### What is needed
Could you print all the entries exactly?

### Records for this task
.....
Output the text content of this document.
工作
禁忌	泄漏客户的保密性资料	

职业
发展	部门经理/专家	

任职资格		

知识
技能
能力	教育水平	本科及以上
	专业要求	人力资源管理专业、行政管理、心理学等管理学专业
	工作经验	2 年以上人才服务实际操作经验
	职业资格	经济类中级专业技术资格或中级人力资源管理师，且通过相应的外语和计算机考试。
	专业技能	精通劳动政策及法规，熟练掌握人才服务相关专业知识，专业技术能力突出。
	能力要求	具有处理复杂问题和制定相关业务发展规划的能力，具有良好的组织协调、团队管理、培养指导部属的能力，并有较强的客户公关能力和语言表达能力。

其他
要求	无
.....
### Finished answer
Output the text content of this document.
工作
禁忌	泄漏客户的保密性资料	

职业
发展	部门经理/专家	

任职资格		

知识
技能
能力	教育水平	本科及以上
	专业要求	人力资源管理专业、行政管理、心理学等管理学专业
	工作经验	2 年以上人才服务实际操作经验
	职业资格	经济类中级专业技术资格或中级人力资源管理师，且通过相应的外语和计算机考试。
	专业技能	精通劳动政策及法规，熟练掌握人才服务相关专业知识，专业技术能力突出。
	能力要求	具有处理复杂问题和制定相关业务发展规划的能力，具有良好的组织协调、团队管理、培养指导部属的能力，并有较强的客户公关能力和语言表达能力。

其他
要求	无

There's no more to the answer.